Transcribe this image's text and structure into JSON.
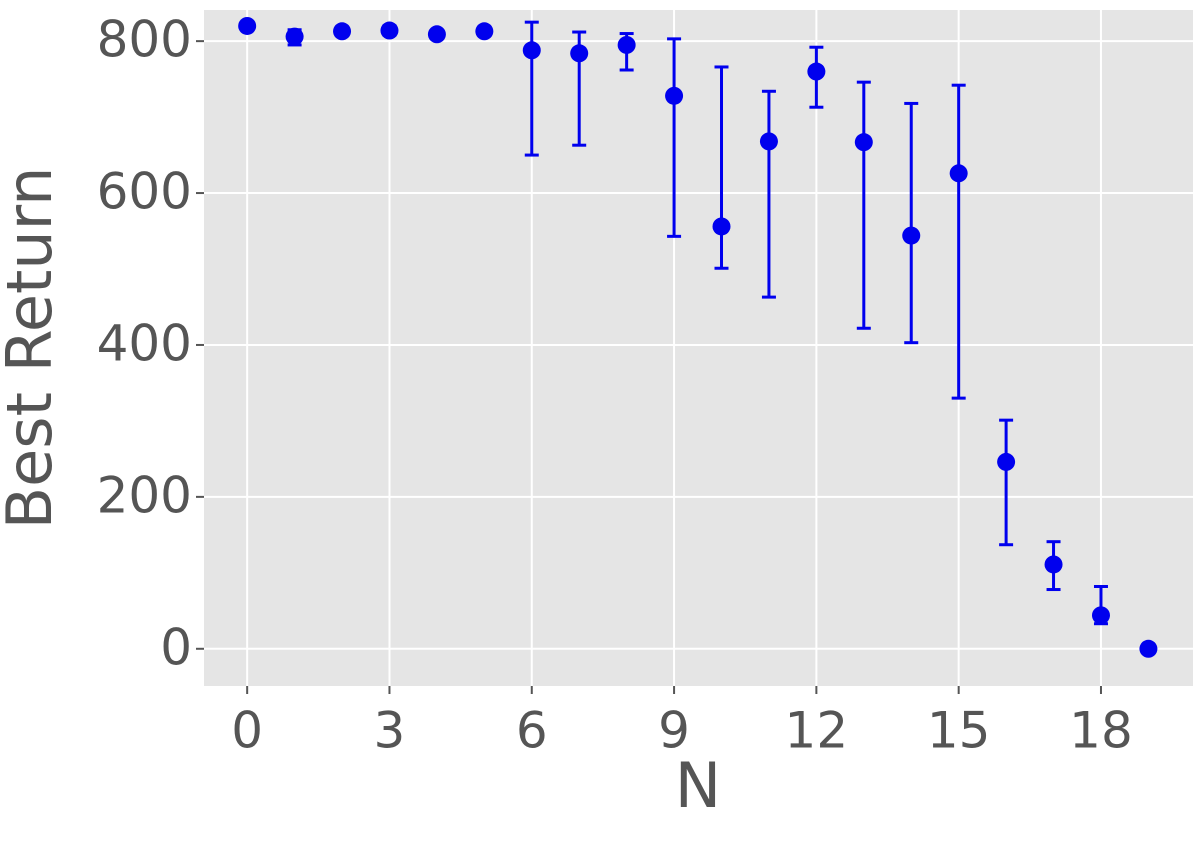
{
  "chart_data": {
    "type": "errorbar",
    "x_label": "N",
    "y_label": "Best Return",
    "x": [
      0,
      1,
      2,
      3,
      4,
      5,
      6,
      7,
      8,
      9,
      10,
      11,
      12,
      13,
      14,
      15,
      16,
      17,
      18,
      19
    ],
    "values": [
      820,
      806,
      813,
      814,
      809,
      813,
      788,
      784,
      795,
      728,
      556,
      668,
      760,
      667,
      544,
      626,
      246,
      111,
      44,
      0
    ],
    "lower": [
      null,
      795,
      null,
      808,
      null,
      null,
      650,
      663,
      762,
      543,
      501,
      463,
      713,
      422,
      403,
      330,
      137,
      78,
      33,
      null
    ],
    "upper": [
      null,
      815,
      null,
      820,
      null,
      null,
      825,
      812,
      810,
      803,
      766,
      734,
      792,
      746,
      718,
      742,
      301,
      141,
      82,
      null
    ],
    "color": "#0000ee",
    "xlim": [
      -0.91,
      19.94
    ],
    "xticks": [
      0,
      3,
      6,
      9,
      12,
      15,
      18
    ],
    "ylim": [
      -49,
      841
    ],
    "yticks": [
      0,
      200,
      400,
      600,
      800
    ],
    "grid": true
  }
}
================================
* [Exercise details]
The records above are to be quoted exactly, with all pictures left out.

* [Written reply]
Transcribe this image's text and structure into JSON.
{
  "chart_data": {
    "type": "errorbar",
    "x_label": "N",
    "y_label": "Best Return",
    "x": [
      0,
      1,
      2,
      3,
      4,
      5,
      6,
      7,
      8,
      9,
      10,
      11,
      12,
      13,
      14,
      15,
      16,
      17,
      18,
      19
    ],
    "values": [
      820,
      806,
      813,
      814,
      809,
      813,
      788,
      784,
      795,
      728,
      556,
      668,
      760,
      667,
      544,
      626,
      246,
      111,
      44,
      0
    ],
    "lower": [
      null,
      795,
      null,
      808,
      null,
      null,
      650,
      663,
      762,
      543,
      501,
      463,
      713,
      422,
      403,
      330,
      137,
      78,
      33,
      null
    ],
    "upper": [
      null,
      815,
      null,
      820,
      null,
      null,
      825,
      812,
      810,
      803,
      766,
      734,
      792,
      746,
      718,
      742,
      301,
      141,
      82,
      null
    ],
    "color": "#0000ee",
    "xlim": [
      -0.91,
      19.94
    ],
    "xticks": [
      0,
      3,
      6,
      9,
      12,
      15,
      18
    ],
    "ylim": [
      -49,
      841
    ],
    "yticks": [
      0,
      200,
      400,
      600,
      800
    ],
    "grid": true
  }
}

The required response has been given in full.